*PROBLEM STATEMENT*
Update the records below so that each "CHINA300-H4" becomes "CHINA300-D1", and reproduce every other line unchanged.
Begin SOURCE DATA
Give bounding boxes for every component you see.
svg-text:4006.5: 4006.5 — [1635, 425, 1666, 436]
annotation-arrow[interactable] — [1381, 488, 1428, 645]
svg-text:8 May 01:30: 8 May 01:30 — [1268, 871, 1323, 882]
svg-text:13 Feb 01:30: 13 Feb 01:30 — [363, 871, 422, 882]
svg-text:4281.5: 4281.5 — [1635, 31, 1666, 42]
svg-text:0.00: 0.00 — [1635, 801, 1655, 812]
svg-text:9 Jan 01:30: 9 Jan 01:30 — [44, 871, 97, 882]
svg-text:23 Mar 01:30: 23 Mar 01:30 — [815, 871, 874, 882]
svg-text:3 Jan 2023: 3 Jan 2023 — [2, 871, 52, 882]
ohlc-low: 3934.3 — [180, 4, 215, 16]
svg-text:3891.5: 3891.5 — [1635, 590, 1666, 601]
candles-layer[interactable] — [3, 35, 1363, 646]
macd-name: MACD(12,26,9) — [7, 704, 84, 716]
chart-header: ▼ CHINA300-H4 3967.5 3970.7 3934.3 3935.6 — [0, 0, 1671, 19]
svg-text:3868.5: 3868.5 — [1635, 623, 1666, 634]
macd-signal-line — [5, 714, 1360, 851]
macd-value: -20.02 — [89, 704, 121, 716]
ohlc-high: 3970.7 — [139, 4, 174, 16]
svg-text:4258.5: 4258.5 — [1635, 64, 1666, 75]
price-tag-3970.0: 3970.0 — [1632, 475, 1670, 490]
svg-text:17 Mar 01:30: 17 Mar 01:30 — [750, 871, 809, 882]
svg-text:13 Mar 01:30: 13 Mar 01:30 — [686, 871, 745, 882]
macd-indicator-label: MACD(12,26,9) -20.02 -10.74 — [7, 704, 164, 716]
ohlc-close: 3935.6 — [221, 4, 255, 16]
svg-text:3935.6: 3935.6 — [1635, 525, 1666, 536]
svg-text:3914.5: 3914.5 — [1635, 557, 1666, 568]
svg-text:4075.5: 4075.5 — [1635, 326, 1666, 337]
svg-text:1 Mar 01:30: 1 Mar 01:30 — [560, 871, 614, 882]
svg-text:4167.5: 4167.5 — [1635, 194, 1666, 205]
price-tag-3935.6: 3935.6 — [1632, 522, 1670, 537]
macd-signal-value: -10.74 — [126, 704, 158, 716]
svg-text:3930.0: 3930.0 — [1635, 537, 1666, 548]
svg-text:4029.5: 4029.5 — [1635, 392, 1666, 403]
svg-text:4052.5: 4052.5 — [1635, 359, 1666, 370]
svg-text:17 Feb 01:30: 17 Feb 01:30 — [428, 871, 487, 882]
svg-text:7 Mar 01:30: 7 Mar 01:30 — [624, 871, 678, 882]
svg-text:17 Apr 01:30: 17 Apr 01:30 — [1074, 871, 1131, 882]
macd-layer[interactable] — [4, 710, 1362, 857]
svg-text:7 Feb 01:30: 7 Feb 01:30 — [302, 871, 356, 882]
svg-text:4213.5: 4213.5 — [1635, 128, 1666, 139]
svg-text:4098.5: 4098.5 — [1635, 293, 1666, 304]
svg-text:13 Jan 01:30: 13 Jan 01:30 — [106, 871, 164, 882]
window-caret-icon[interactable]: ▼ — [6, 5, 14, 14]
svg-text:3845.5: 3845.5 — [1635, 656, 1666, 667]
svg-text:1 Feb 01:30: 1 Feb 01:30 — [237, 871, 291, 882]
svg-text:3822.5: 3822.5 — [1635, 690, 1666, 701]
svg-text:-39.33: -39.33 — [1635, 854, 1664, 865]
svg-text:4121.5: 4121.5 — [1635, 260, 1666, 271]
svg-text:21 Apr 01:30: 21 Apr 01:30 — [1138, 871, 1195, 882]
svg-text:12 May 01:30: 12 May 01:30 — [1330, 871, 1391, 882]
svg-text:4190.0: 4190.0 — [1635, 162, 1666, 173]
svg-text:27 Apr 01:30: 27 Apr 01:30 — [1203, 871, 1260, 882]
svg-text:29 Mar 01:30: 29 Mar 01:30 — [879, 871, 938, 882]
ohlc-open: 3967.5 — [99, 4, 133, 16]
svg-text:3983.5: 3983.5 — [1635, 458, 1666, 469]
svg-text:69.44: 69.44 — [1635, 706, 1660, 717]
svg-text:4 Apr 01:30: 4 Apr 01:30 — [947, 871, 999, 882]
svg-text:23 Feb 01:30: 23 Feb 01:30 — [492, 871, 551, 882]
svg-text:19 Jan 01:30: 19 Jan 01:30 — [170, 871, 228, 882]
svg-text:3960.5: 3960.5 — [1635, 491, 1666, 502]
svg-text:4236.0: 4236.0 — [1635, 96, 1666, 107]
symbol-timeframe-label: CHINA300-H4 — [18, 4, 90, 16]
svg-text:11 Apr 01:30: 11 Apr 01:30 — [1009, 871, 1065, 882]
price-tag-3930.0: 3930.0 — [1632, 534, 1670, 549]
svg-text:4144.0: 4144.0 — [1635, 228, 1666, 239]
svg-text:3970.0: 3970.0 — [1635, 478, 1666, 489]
End SOURCE DATA
*IN RESPONSE*
Give bounding boxes for every component you see.
svg-text:4006.5: 4006.5 — [1635, 425, 1666, 436]
annotation-arrow[interactable] — [1381, 488, 1428, 645]
svg-text:8 May 01:30: 8 May 01:30 — [1268, 871, 1323, 882]
svg-text:13 Feb 01:30: 13 Feb 01:30 — [363, 871, 422, 882]
svg-text:4281.5: 4281.5 — [1635, 31, 1666, 42]
svg-text:0.00: 0.00 — [1635, 801, 1655, 812]
svg-text:9 Jan 01:30: 9 Jan 01:30 — [44, 871, 97, 882]
svg-text:23 Mar 01:30: 23 Mar 01:30 — [815, 871, 874, 882]
svg-text:3 Jan 2023: 3 Jan 2023 — [2, 871, 52, 882]
ohlc-low: 3934.3 — [180, 4, 215, 16]
svg-text:3891.5: 3891.5 — [1635, 590, 1666, 601]
candles-layer[interactable] — [3, 35, 1363, 646]
macd-name: MACD(12,26,9) — [7, 704, 84, 716]
chart-header: ▼ CHINA300-D1 3967.5 3970.7 3934.3 3935.6 — [0, 0, 1671, 19]
svg-text:3868.5: 3868.5 — [1635, 623, 1666, 634]
macd-signal-line — [5, 714, 1360, 851]
macd-value: -20.02 — [89, 704, 121, 716]
ohlc-high: 3970.7 — [139, 4, 174, 16]
svg-text:4258.5: 4258.5 — [1635, 64, 1666, 75]
price-tag-3970.0: 3970.0 — [1632, 475, 1670, 490]
svg-text:17 Mar 01:30: 17 Mar 01:30 — [750, 871, 809, 882]
svg-text:13 Mar 01:30: 13 Mar 01:30 — [686, 871, 745, 882]
macd-indicator-label: MACD(12,26,9) -20.02 -10.74 — [7, 704, 164, 716]
ohlc-close: 3935.6 — [221, 4, 255, 16]
svg-text:3935.6: 3935.6 — [1635, 525, 1666, 536]
svg-text:3914.5: 3914.5 — [1635, 557, 1666, 568]
svg-text:4075.5: 4075.5 — [1635, 326, 1666, 337]
svg-text:1 Mar 01:30: 1 Mar 01:30 — [560, 871, 614, 882]
svg-text:4167.5: 4167.5 — [1635, 194, 1666, 205]
price-tag-3935.6: 3935.6 — [1632, 522, 1670, 537]
macd-signal-value: -10.74 — [126, 704, 158, 716]
svg-text:3930.0: 3930.0 — [1635, 537, 1666, 548]
svg-text:4029.5: 4029.5 — [1635, 392, 1666, 403]
svg-text:4052.5: 4052.5 — [1635, 359, 1666, 370]
svg-text:17 Feb 01:30: 17 Feb 01:30 — [428, 871, 487, 882]
svg-text:7 Mar 01:30: 7 Mar 01:30 — [624, 871, 678, 882]
svg-text:17 Apr 01:30: 17 Apr 01:30 — [1074, 871, 1131, 882]
macd-layer[interactable] — [4, 710, 1362, 857]
svg-text:7 Feb 01:30: 7 Feb 01:30 — [302, 871, 356, 882]
svg-text:4213.5: 4213.5 — [1635, 128, 1666, 139]
svg-text:4098.5: 4098.5 — [1635, 293, 1666, 304]
svg-text:13 Jan 01:30: 13 Jan 01:30 — [106, 871, 164, 882]
window-caret-icon[interactable]: ▼ — [6, 5, 14, 14]
svg-text:3845.5: 3845.5 — [1635, 656, 1666, 667]
svg-text:1 Feb 01:30: 1 Feb 01:30 — [237, 871, 291, 882]
svg-text:3822.5: 3822.5 — [1635, 690, 1666, 701]
svg-text:-39.33: -39.33 — [1635, 854, 1664, 865]
svg-text:4121.5: 4121.5 — [1635, 260, 1666, 271]
svg-text:21 Apr 01:30: 21 Apr 01:30 — [1138, 871, 1195, 882]
svg-text:12 May 01:30: 12 May 01:30 — [1330, 871, 1391, 882]
svg-text:4190.0: 4190.0 — [1635, 162, 1666, 173]
svg-text:27 Apr 01:30: 27 Apr 01:30 — [1203, 871, 1260, 882]
svg-text:29 Mar 01:30: 29 Mar 01:30 — [879, 871, 938, 882]
ohlc-open: 3967.5 — [99, 4, 133, 16]
svg-text:3983.5: 3983.5 — [1635, 458, 1666, 469]
svg-text:69.44: 69.44 — [1635, 706, 1660, 717]
svg-text:4 Apr 01:30: 4 Apr 01:30 — [947, 871, 999, 882]
svg-text:23 Feb 01:30: 23 Feb 01:30 — [492, 871, 551, 882]
svg-text:19 Jan 01:30: 19 Jan 01:30 — [170, 871, 228, 882]
svg-text:3960.5: 3960.5 — [1635, 491, 1666, 502]
svg-text:4236.0: 4236.0 — [1635, 96, 1666, 107]
symbol-timeframe-label: CHINA300-D1 — [18, 4, 90, 16]
svg-text:11 Apr 01:30: 11 Apr 01:30 — [1009, 871, 1065, 882]
price-tag-3930.0: 3930.0 — [1632, 534, 1670, 549]
svg-text:4144.0: 4144.0 — [1635, 228, 1666, 239]
svg-text:3970.0: 3970.0 — [1635, 478, 1666, 489]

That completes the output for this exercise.